Source records
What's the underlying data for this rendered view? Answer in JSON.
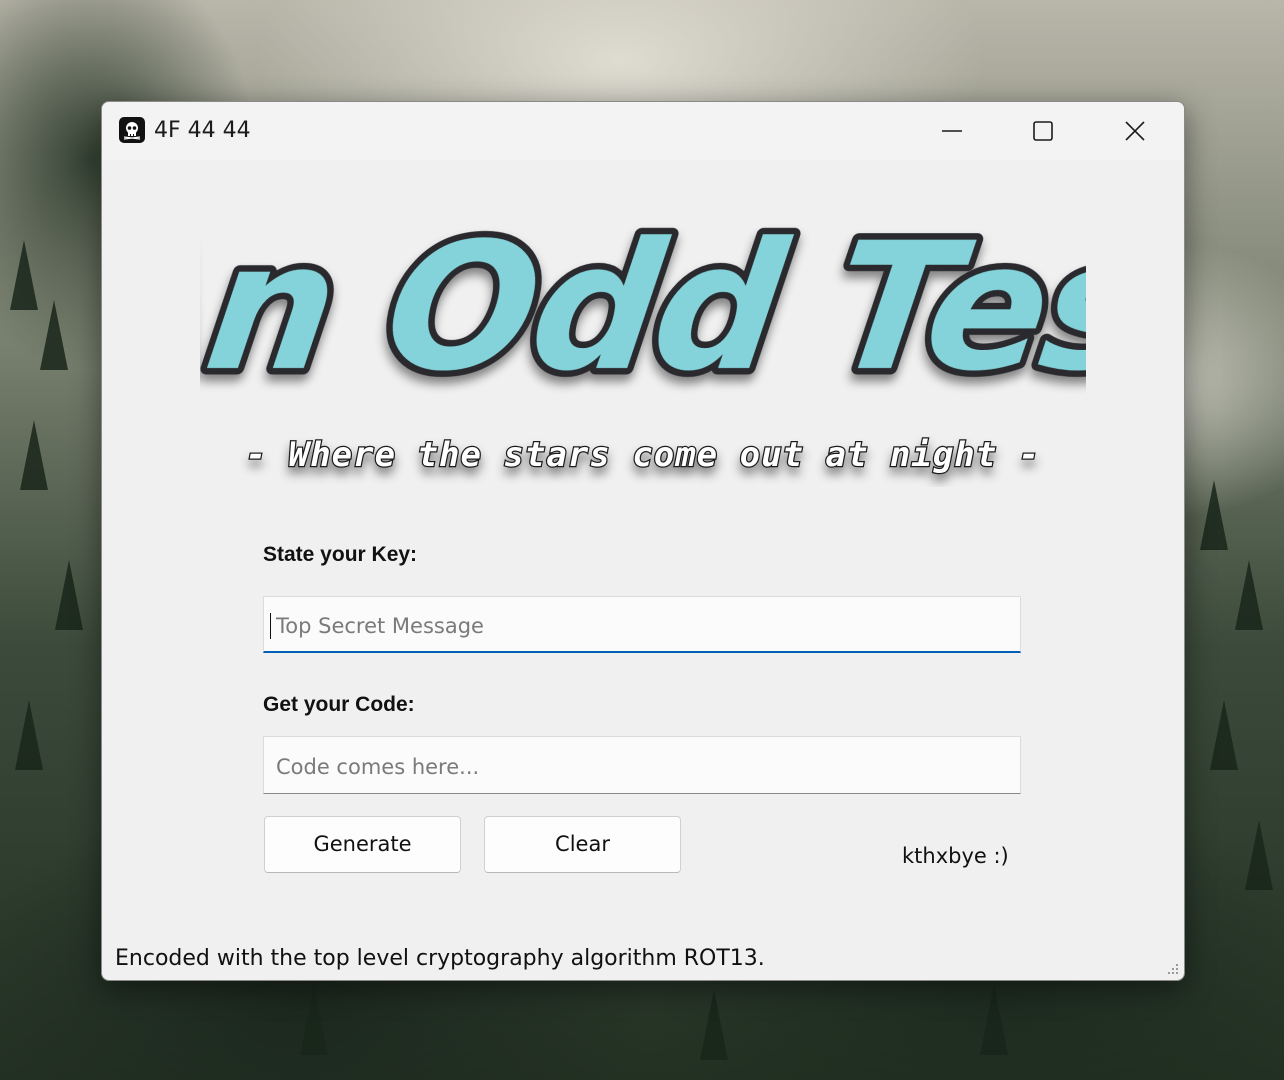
{
  "window": {
    "title": "4F 44 44",
    "icon": "skull-icon"
  },
  "controls": {
    "minimize": "minimize-icon",
    "maximize": "maximize-icon",
    "close": "close-icon"
  },
  "logo": {
    "title": "An Odd Test",
    "subtitle": "- Where the stars come out at night -",
    "fill_color": "#84d3da",
    "outline_color": "#2b2b2e"
  },
  "form": {
    "key_label": "State your Key:",
    "key_placeholder": "Top Secret Message",
    "key_value": "",
    "code_label": "Get your Code:",
    "code_placeholder": "Code comes here...",
    "code_value": "",
    "generate_label": "Generate",
    "clear_label": "Clear",
    "side_text": "kthxbye :)"
  },
  "status": {
    "text": "Encoded with the top level cryptography algorithm ROT13."
  },
  "colors": {
    "accent": "#005fb8",
    "window_bg": "#f0f0f0"
  }
}
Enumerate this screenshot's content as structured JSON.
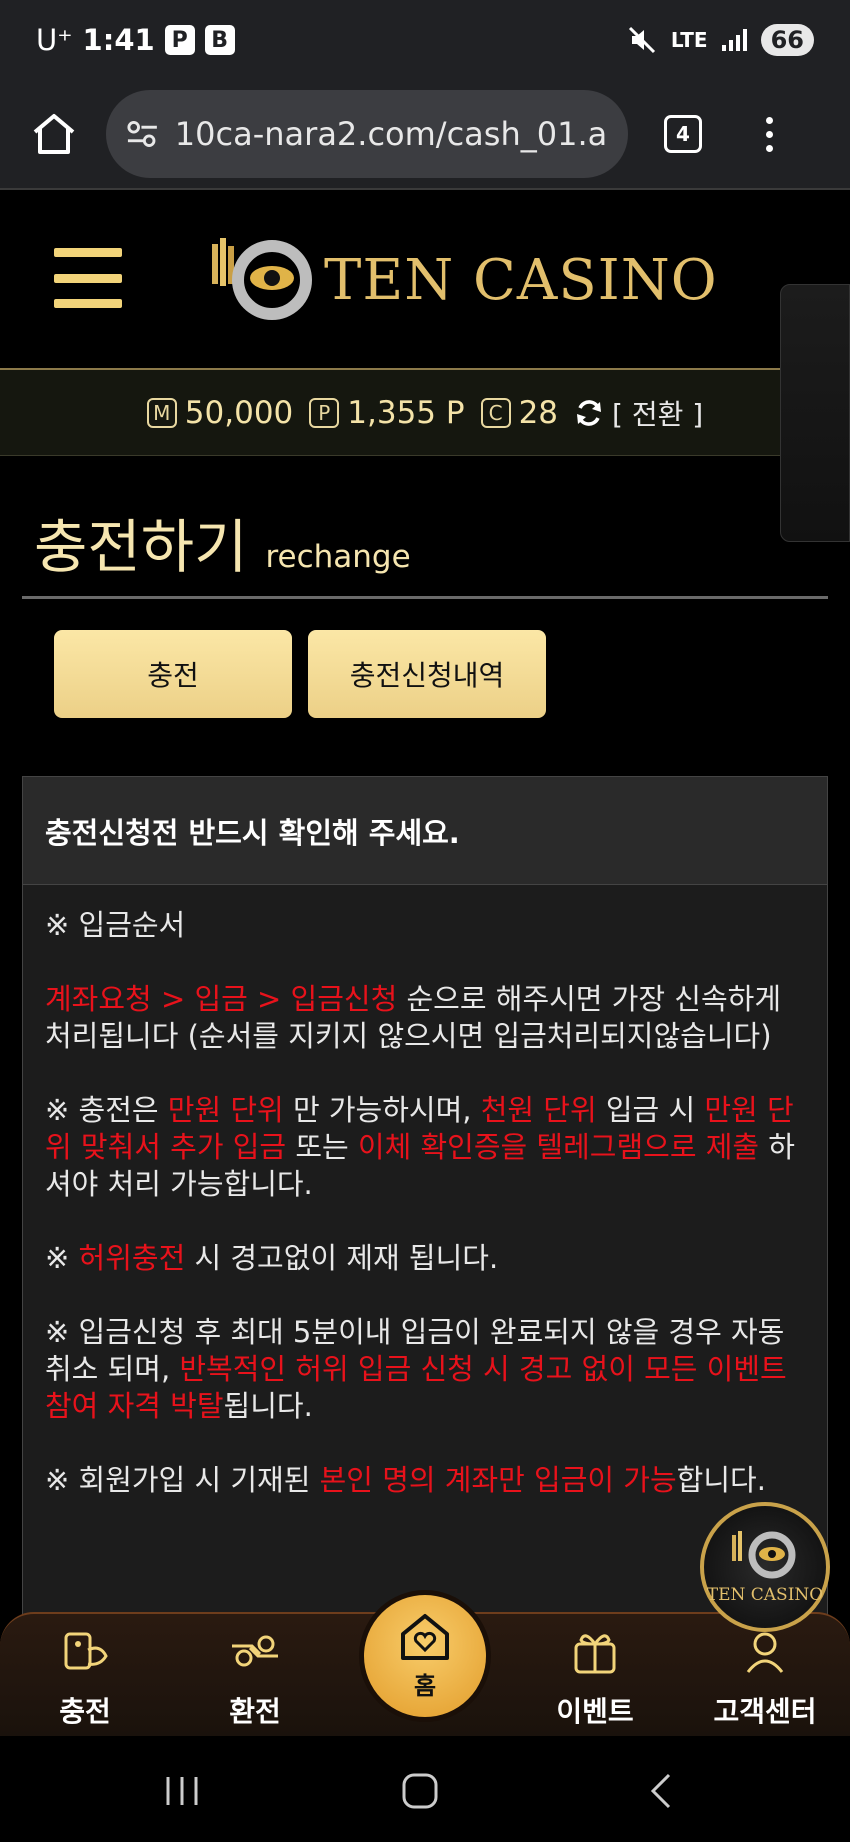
{
  "status_bar": {
    "carrier": "U⁺",
    "time": "1:41",
    "icon_p": "P",
    "icon_b": "B",
    "network": "LTE",
    "battery": "66"
  },
  "browser": {
    "url": "10ca-nara2.com/cash_01.as",
    "tab_count": "4"
  },
  "header": {
    "logo_text": "TEN CASINO"
  },
  "balance": {
    "money_badge": "M",
    "money": "50,000",
    "point_badge": "P",
    "points": "1,355 P",
    "comp_badge": "C",
    "comp": "28",
    "switch_label": "[ 전환 ]"
  },
  "page": {
    "title": "충전하기",
    "subtitle": "rechange"
  },
  "tabs": {
    "charge": "충전",
    "history": "충전신청내역"
  },
  "notice": {
    "heading": "충전신청전 반드시 확인해 주세요.",
    "p1": "※ 입금순서",
    "p2_red": "계좌요청 > 입금 > 입금신청",
    "p2_rest": " 순으로 해주시면 가장 신속하게 처리됩니다 (순서를 지키지 않으시면 입금처리되지않습니다)",
    "p3_a": "※ 충전은 ",
    "p3_red1": "만원 단위",
    "p3_b": " 만 가능하시며, ",
    "p3_red2": "천원 단위",
    "p3_c": " 입금 시 ",
    "p3_red3": "만원 단위 맞춰서 추가 입금",
    "p3_d": " 또는 ",
    "p3_red4": "이체 확인증을 텔레그램으로 제출",
    "p3_e": " 하셔야 처리 가능합니다.",
    "p4_a": "※ ",
    "p4_red": "허위충전",
    "p4_b": " 시 경고없이 제재 됩니다.",
    "p5_a": "※ 입금신청 후 최대 5분이내 입금이 완료되지 않을 경우 자동 취소 되며, ",
    "p5_red": "반복적인 허위 입금 신청 시 경고 없이 모든 이벤트 참여 자격 박탈",
    "p5_b": "됩니다.",
    "p6_a": "※ 회원가입 시 기재된 ",
    "p6_red": "본인 명의 계좌만 입금이 가능",
    "p6_b": "합니다."
  },
  "bottom_nav": {
    "charge": "충전",
    "exchange": "환전",
    "home": "홈",
    "event": "이벤트",
    "support": "고객센터"
  },
  "floating_logo_text": "TEN CASINO",
  "colors": {
    "gold": "#f6e6b0",
    "red": "#e8121b",
    "button": "#fbe7a6"
  }
}
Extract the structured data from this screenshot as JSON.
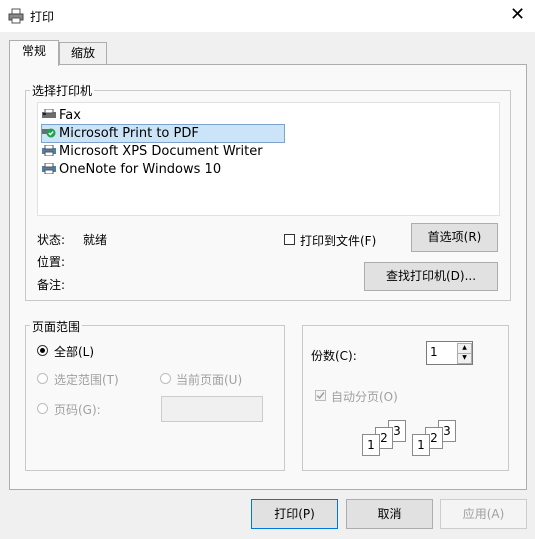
{
  "window": {
    "title": "打印",
    "close_glyph": "✕"
  },
  "tabs": [
    {
      "label": "常规"
    },
    {
      "label": "缩放"
    }
  ],
  "select_printer": {
    "legend": "选择打印机",
    "printers": [
      {
        "name": "Fax"
      },
      {
        "name": "Microsoft Print to PDF",
        "selected": true
      },
      {
        "name": "Microsoft XPS Document Writer"
      },
      {
        "name": "OneNote for Windows 10"
      }
    ],
    "status_label": "状态:",
    "status_value": "就绪",
    "location_label": "位置:",
    "comment_label": "备注:",
    "print_to_file_label": "打印到文件(F)",
    "preferences_button": "首选项(R)",
    "find_printer_button": "查找打印机(D)..."
  },
  "page_range": {
    "legend": "页面范围",
    "all_label": "全部(L)",
    "selection_label": "选定范围(T)",
    "current_page_label": "当前页面(U)",
    "pages_label": "页码(G):"
  },
  "copies": {
    "label": "份数(C):",
    "value": "1",
    "collate_label": "自动分页(O)",
    "collate_numbers": [
      "1",
      "2",
      "3"
    ]
  },
  "footer": {
    "print_button": "打印(P)",
    "cancel_button": "取消",
    "apply_button": "应用(A)"
  },
  "colors": {
    "selection": "#cce4f7",
    "accent": "#0078d7",
    "checkmark_green": "#1aa34a"
  }
}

__Do this__
Extract exactly the lines above from the line containing "Extract the structured" through the last one, both ends included, but not the pictures.

__Task output__
Extract the structured data from this screenshot as JSON.
{
  "window": {
    "title": "打印",
    "close_glyph": "✕"
  },
  "tabs": [
    {
      "label": "常规"
    },
    {
      "label": "缩放"
    }
  ],
  "select_printer": {
    "legend": "选择打印机",
    "printers": [
      {
        "name": "Fax"
      },
      {
        "name": "Microsoft Print to PDF",
        "selected": true
      },
      {
        "name": "Microsoft XPS Document Writer"
      },
      {
        "name": "OneNote for Windows 10"
      }
    ],
    "status_label": "状态:",
    "status_value": "就绪",
    "location_label": "位置:",
    "comment_label": "备注:",
    "print_to_file_label": "打印到文件(F)",
    "preferences_button": "首选项(R)",
    "find_printer_button": "查找打印机(D)..."
  },
  "page_range": {
    "legend": "页面范围",
    "all_label": "全部(L)",
    "selection_label": "选定范围(T)",
    "current_page_label": "当前页面(U)",
    "pages_label": "页码(G):"
  },
  "copies": {
    "label": "份数(C):",
    "value": "1",
    "collate_label": "自动分页(O)",
    "collate_numbers": [
      "1",
      "2",
      "3"
    ]
  },
  "footer": {
    "print_button": "打印(P)",
    "cancel_button": "取消",
    "apply_button": "应用(A)"
  },
  "colors": {
    "selection": "#cce4f7",
    "accent": "#0078d7",
    "checkmark_green": "#1aa34a"
  }
}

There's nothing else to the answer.